_WORK TO DO:_ Type every record exactly as it appears.

(Data entries)
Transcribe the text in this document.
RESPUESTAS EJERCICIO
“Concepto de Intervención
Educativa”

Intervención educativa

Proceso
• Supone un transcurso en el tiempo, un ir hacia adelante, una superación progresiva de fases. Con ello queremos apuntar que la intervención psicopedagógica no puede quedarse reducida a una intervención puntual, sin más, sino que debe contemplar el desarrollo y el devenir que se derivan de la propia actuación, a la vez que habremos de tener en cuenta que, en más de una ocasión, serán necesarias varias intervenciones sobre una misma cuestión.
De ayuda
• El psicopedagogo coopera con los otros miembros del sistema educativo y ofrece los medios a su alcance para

_WRITTEN SOLUTION:_
Transcribe the text in this document.
RESPUESTAS EJERCICIO
“Concepto de Intervención
Educativa”

Intervención educativa

Proceso
• Supone un transcurso en el tiempo, un ir hacia adelante, una superación progresiva de fases. Con ello queremos apuntar que la intervención psicopedagógica no puede quedarse reducida a una intervención puntual, sin más, sino que debe contemplar el desarrollo y el devenir que se derivan de la propia actuación, a la vez que habremos de tener en cuenta que, en más de una ocasión, serán necesarias varias intervenciones sobre una misma cuestión.
De ayuda
• El psicopedagogo coopera con los otros miembros del sistema educativo y ofrece los medios a su alcance para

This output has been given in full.